• DIRECTIONS:
Every line of the material is to be repeated exactly as it stands.

(Data entries)
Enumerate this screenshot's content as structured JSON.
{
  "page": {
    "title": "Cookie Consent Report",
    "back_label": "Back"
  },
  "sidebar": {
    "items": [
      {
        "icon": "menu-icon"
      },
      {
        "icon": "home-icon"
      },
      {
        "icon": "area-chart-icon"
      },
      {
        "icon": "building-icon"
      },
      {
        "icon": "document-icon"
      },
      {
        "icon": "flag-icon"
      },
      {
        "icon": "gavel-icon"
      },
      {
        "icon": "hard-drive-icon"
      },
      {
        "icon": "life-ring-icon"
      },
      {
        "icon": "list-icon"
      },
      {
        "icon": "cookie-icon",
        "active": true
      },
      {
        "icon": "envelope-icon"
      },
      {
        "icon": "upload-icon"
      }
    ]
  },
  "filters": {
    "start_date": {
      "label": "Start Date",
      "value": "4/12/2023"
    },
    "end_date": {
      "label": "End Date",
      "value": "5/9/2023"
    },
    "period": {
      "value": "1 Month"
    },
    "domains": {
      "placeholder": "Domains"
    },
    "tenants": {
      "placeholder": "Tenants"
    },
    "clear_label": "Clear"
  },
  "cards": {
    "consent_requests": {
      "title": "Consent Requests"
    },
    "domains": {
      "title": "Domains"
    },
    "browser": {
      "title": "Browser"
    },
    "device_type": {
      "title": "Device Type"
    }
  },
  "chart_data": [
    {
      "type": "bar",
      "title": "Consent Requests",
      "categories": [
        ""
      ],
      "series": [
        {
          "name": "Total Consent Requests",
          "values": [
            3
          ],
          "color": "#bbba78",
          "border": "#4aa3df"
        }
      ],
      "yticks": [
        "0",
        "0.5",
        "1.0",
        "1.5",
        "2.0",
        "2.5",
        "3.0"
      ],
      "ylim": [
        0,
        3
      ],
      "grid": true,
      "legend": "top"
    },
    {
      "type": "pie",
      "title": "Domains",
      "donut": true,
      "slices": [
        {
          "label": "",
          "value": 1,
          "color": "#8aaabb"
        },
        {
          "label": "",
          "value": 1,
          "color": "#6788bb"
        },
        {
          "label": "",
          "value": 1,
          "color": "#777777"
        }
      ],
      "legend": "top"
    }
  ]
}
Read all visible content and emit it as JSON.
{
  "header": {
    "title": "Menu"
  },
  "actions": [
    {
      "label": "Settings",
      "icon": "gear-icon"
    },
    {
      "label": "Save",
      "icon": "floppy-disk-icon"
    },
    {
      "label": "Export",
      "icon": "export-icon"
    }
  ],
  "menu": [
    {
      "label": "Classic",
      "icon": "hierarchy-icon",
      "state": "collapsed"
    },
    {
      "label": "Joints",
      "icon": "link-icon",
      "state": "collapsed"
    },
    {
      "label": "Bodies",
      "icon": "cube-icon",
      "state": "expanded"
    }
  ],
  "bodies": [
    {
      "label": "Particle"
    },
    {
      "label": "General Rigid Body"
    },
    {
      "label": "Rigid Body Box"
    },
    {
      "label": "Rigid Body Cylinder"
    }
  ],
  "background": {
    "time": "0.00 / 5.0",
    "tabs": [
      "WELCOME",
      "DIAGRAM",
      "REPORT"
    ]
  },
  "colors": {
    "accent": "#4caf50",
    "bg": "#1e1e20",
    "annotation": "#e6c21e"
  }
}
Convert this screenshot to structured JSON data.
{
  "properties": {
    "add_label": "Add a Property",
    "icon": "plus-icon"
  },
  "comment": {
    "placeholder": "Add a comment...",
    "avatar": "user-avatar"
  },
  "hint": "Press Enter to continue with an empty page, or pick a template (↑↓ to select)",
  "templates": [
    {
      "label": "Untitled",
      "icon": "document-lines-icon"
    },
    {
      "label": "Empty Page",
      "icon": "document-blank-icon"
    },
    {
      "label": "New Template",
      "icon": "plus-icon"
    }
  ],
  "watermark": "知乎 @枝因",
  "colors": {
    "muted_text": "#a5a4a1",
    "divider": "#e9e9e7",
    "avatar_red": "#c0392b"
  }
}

• EXERCISE ANSWER:
Enumerate this screenshot's content as structured JSON.
{
  "page": {
    "title": "Cookie Consent Report",
    "back_label": "Back"
  },
  "sidebar": {
    "items": [
      {
        "icon": "menu-icon"
      },
      {
        "icon": "home-icon"
      },
      {
        "icon": "area-chart-icon"
      },
      {
        "icon": "building-icon"
      },
      {
        "icon": "document-icon"
      },
      {
        "icon": "flag-icon"
      },
      {
        "icon": "gavel-icon"
      },
      {
        "icon": "hard-drive-icon"
      },
      {
        "icon": "life-ring-icon"
      },
      {
        "icon": "list-icon"
      },
      {
        "icon": "cookie-icon",
        "active": true
      },
      {
        "icon": "envelope-icon"
      },
      {
        "icon": "upload-icon"
      }
    ]
  },
  "filters": {
    "start_date": {
      "label": "Start Date",
      "value": "4/12/2023"
    },
    "end_date": {
      "label": "End Date",
      "value": "5/9/2023"
    },
    "period": {
      "value": "1 Month"
    },
    "domains": {
      "placeholder": "Domains"
    },
    "tenants": {
      "placeholder": "Tenants"
    },
    "clear_label": "Clear"
  },
  "cards": {
    "consent_requests": {
      "title": "Consent Requests"
    },
    "domains": {
      "title": "Domains"
    },
    "browser": {
      "title": "Browser"
    },
    "device_type": {
      "title": "Device Type"
    }
  },
  "chart_data": [
    {
      "type": "bar",
      "title": "Consent Requests",
      "categories": [
        ""
      ],
      "series": [
        {
          "name": "Total Consent Requests",
          "values": [
            3
          ],
          "color": "#bbba78",
          "border": "#4aa3df"
        }
      ],
      "yticks": [
        "0",
        "0.5",
        "1.0",
        "1.5",
        "2.0",
        "2.5",
        "3.0"
      ],
      "ylim": [
        0,
        3
      ],
      "grid": true,
      "legend": "top"
    },
    {
      "type": "pie",
      "title": "Domains",
      "donut": true,
      "slices": [
        {
          "label": "",
          "value": 1,
          "color": "#8aaabb"
        },
        {
          "label": "",
          "value": 1,
          "color": "#6788bb"
        },
        {
          "label": "",
          "value": 1,
          "color": "#777777"
        }
      ],
      "legend": "top"
    }
  ]
}
Read all visible content and emit it as JSON.
{
  "header": {
    "title": "Menu"
  },
  "actions": [
    {
      "label": "Settings",
      "icon": "gear-icon"
    },
    {
      "label": "Save",
      "icon": "floppy-disk-icon"
    },
    {
      "label": "Export",
      "icon": "export-icon"
    }
  ],
  "menu": [
    {
      "label": "Classic",
      "icon": "hierarchy-icon",
      "state": "collapsed"
    },
    {
      "label": "Joints",
      "icon": "link-icon",
      "state": "collapsed"
    },
    {
      "label": "Bodies",
      "icon": "cube-icon",
      "state": "expanded"
    }
  ],
  "bodies": [
    {
      "label": "Particle"
    },
    {
      "label": "General Rigid Body"
    },
    {
      "label": "Rigid Body Box"
    },
    {
      "label": "Rigid Body Cylinder"
    }
  ],
  "background": {
    "time": "0.00 / 5.0",
    "tabs": [
      "WELCOME",
      "DIAGRAM",
      "REPORT"
    ]
  },
  "colors": {
    "accent": "#4caf50",
    "bg": "#1e1e20",
    "annotation": "#e6c21e"
  }
}
Convert this screenshot to structured JSON data.
{
  "properties": {
    "add_label": "Add a Property",
    "icon": "plus-icon"
  },
  "comment": {
    "placeholder": "Add a comment...",
    "avatar": "user-avatar"
  },
  "hint": "Press Enter to continue with an empty page, or pick a template (↑↓ to select)",
  "templates": [
    {
      "label": "Untitled",
      "icon": "document-lines-icon"
    },
    {
      "label": "Empty Page",
      "icon": "document-blank-icon"
    },
    {
      "label": "New Template",
      "icon": "plus-icon"
    }
  ],
  "watermark": "知乎 @枝因",
  "colors": {
    "muted_text": "#a5a4a1",
    "divider": "#e9e9e7",
    "avatar_red": "#c0392b"
  }
}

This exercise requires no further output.